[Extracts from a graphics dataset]
● ● ● ●

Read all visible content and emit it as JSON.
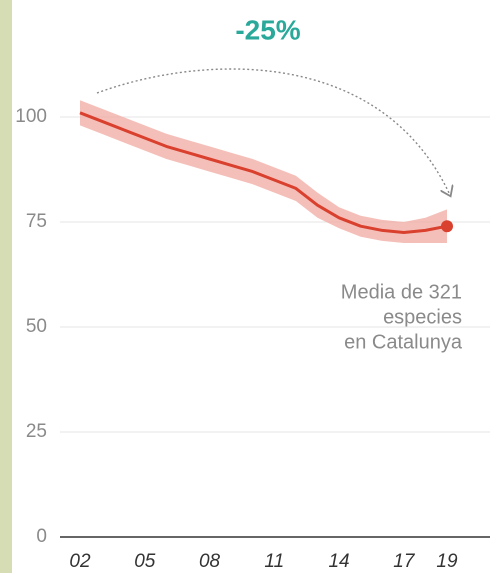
{
  "chart_data": {
    "type": "line",
    "title": "-25%",
    "annotation": [
      "Media de 321",
      "especies",
      "en Catalunya"
    ],
    "x": [
      2,
      3,
      4,
      5,
      6,
      7,
      8,
      9,
      10,
      11,
      12,
      13,
      14,
      15,
      16,
      17,
      18,
      19
    ],
    "series": [
      {
        "name": "Media",
        "color": "#d9402e",
        "values": [
          101,
          99,
          97,
          95,
          93,
          91.5,
          90,
          88.5,
          87,
          85,
          83,
          79,
          76,
          74,
          73,
          72.5,
          73,
          74
        ],
        "upper": [
          104,
          102,
          100,
          98,
          96,
          94.5,
          93,
          91.5,
          90,
          88,
          86,
          82,
          78.5,
          76.5,
          75.5,
          75,
          76,
          78
        ],
        "lower": [
          98,
          96,
          94,
          92,
          90,
          88.5,
          87,
          85.5,
          84,
          82,
          80,
          76,
          73.5,
          71.5,
          70.5,
          70,
          70,
          70
        ]
      }
    ],
    "band_color": "#f2aaa2",
    "xlim": [
      0.4,
      20.6
    ],
    "ylim": [
      0,
      100
    ],
    "xticks": [
      {
        "value": 2,
        "label": "02"
      },
      {
        "value": 5,
        "label": "05"
      },
      {
        "value": 8,
        "label": "08"
      },
      {
        "value": 11,
        "label": "11"
      },
      {
        "value": 14,
        "label": "14"
      },
      {
        "value": 17,
        "label": "17"
      },
      {
        "value": 19,
        "label": "19"
      }
    ],
    "yticks": [
      0,
      25,
      50,
      75,
      100
    ],
    "grid": true
  }
}
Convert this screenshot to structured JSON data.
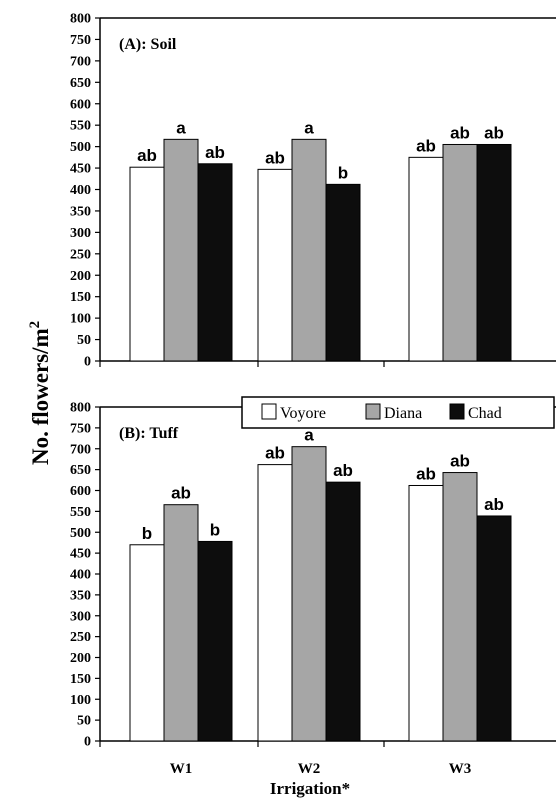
{
  "chart_data": [
    {
      "type": "bar",
      "title": "(A): Soil",
      "categories": [
        "W1",
        "W2",
        "W3"
      ],
      "ylim": [
        0,
        800
      ],
      "yticks": [
        0,
        50,
        100,
        150,
        200,
        250,
        300,
        350,
        400,
        450,
        500,
        550,
        600,
        650,
        700,
        750,
        800
      ],
      "series": [
        {
          "name": "Voyore",
          "color": "#ffffff",
          "values": [
            452,
            447,
            475
          ],
          "labels": [
            "ab",
            "ab",
            "ab"
          ]
        },
        {
          "name": "Diana",
          "color": "#a6a6a6",
          "values": [
            517,
            517,
            505
          ],
          "labels": [
            "a",
            "a",
            "ab"
          ]
        },
        {
          "name": "Chad",
          "color": "#0d0d0d",
          "values": [
            460,
            412,
            505
          ],
          "labels": [
            "ab",
            "b",
            "ab"
          ]
        }
      ]
    },
    {
      "type": "bar",
      "title": "(B): Tuff",
      "categories": [
        "W1",
        "W2",
        "W3"
      ],
      "ylim": [
        0,
        800
      ],
      "yticks": [
        0,
        50,
        100,
        150,
        200,
        250,
        300,
        350,
        400,
        450,
        500,
        550,
        600,
        650,
        700,
        750,
        800
      ],
      "series": [
        {
          "name": "Voyore",
          "color": "#ffffff",
          "values": [
            470,
            662,
            612
          ],
          "labels": [
            "b",
            "ab",
            "ab"
          ]
        },
        {
          "name": "Diana",
          "color": "#a6a6a6",
          "values": [
            566,
            705,
            643
          ],
          "labels": [
            "ab",
            "a",
            "ab"
          ]
        },
        {
          "name": "Chad",
          "color": "#0d0d0d",
          "values": [
            478,
            620,
            539
          ],
          "labels": [
            "b",
            "ab",
            "ab"
          ]
        }
      ]
    }
  ],
  "ylabel_text": "No. flowers/m",
  "ylabel_sup": "2",
  "xlabel": "Irrigation*",
  "legend": [
    {
      "name": "Voyore",
      "color": "#ffffff"
    },
    {
      "name": "Diana",
      "color": "#a6a6a6"
    },
    {
      "name": "Chad",
      "color": "#0d0d0d"
    }
  ]
}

● ● ● ●

# REQUIRED TASK
From the entries above, output every line exactly and omit any image.

# FINAL RESULT
Read all visible content and emit it as JSON.
{
  "chart_data": {
    "type": "line",
    "title": "-25%",
    "annotation": [
      "Media de 321",
      "especies",
      "en Catalunya"
    ],
    "x": [
      2,
      3,
      4,
      5,
      6,
      7,
      8,
      9,
      10,
      11,
      12,
      13,
      14,
      15,
      16,
      17,
      18,
      19
    ],
    "series": [
      {
        "name": "Media",
        "color": "#d9402e",
        "values": [
          101,
          99,
          97,
          95,
          93,
          91.5,
          90,
          88.5,
          87,
          85,
          83,
          79,
          76,
          74,
          73,
          72.5,
          73,
          74
        ],
        "upper": [
          104,
          102,
          100,
          98,
          96,
          94.5,
          93,
          91.5,
          90,
          88,
          86,
          82,
          78.5,
          76.5,
          75.5,
          75,
          76,
          78
        ],
        "lower": [
          98,
          96,
          94,
          92,
          90,
          88.5,
          87,
          85.5,
          84,
          82,
          80,
          76,
          73.5,
          71.5,
          70.5,
          70,
          70,
          70
        ]
      }
    ],
    "band_color": "#f2aaa2",
    "xlim": [
      0.4,
      20.6
    ],
    "ylim": [
      0,
      100
    ],
    "xticks": [
      {
        "value": 2,
        "label": "02"
      },
      {
        "value": 5,
        "label": "05"
      },
      {
        "value": 8,
        "label": "08"
      },
      {
        "value": 11,
        "label": "11"
      },
      {
        "value": 14,
        "label": "14"
      },
      {
        "value": 17,
        "label": "17"
      },
      {
        "value": 19,
        "label": "19"
      }
    ],
    "yticks": [
      0,
      25,
      50,
      75,
      100
    ],
    "grid": true
  }
}
Convert this screenshot to structured JSON data.
{
  "chart_data": [
    {
      "type": "bar",
      "title": "(A): Soil",
      "categories": [
        "W1",
        "W2",
        "W3"
      ],
      "ylim": [
        0,
        800
      ],
      "yticks": [
        0,
        50,
        100,
        150,
        200,
        250,
        300,
        350,
        400,
        450,
        500,
        550,
        600,
        650,
        700,
        750,
        800
      ],
      "series": [
        {
          "name": "Voyore",
          "color": "#ffffff",
          "values": [
            452,
            447,
            475
          ],
          "labels": [
            "ab",
            "ab",
            "ab"
          ]
        },
        {
          "name": "Diana",
          "color": "#a6a6a6",
          "values": [
            517,
            517,
            505
          ],
          "labels": [
            "a",
            "a",
            "ab"
          ]
        },
        {
          "name": "Chad",
          "color": "#0d0d0d",
          "values": [
            460,
            412,
            505
          ],
          "labels": [
            "ab",
            "b",
            "ab"
          ]
        }
      ]
    },
    {
      "type": "bar",
      "title": "(B): Tuff",
      "categories": [
        "W1",
        "W2",
        "W3"
      ],
      "ylim": [
        0,
        800
      ],
      "yticks": [
        0,
        50,
        100,
        150,
        200,
        250,
        300,
        350,
        400,
        450,
        500,
        550,
        600,
        650,
        700,
        750,
        800
      ],
      "series": [
        {
          "name": "Voyore",
          "color": "#ffffff",
          "values": [
            470,
            662,
            612
          ],
          "labels": [
            "b",
            "ab",
            "ab"
          ]
        },
        {
          "name": "Diana",
          "color": "#a6a6a6",
          "values": [
            566,
            705,
            643
          ],
          "labels": [
            "ab",
            "a",
            "ab"
          ]
        },
        {
          "name": "Chad",
          "color": "#0d0d0d",
          "values": [
            478,
            620,
            539
          ],
          "labels": [
            "b",
            "ab",
            "ab"
          ]
        }
      ]
    }
  ],
  "ylabel_text": "No. flowers/m",
  "ylabel_sup": "2",
  "xlabel": "Irrigation*",
  "legend": [
    {
      "name": "Voyore",
      "color": "#ffffff"
    },
    {
      "name": "Diana",
      "color": "#a6a6a6"
    },
    {
      "name": "Chad",
      "color": "#0d0d0d"
    }
  ]
}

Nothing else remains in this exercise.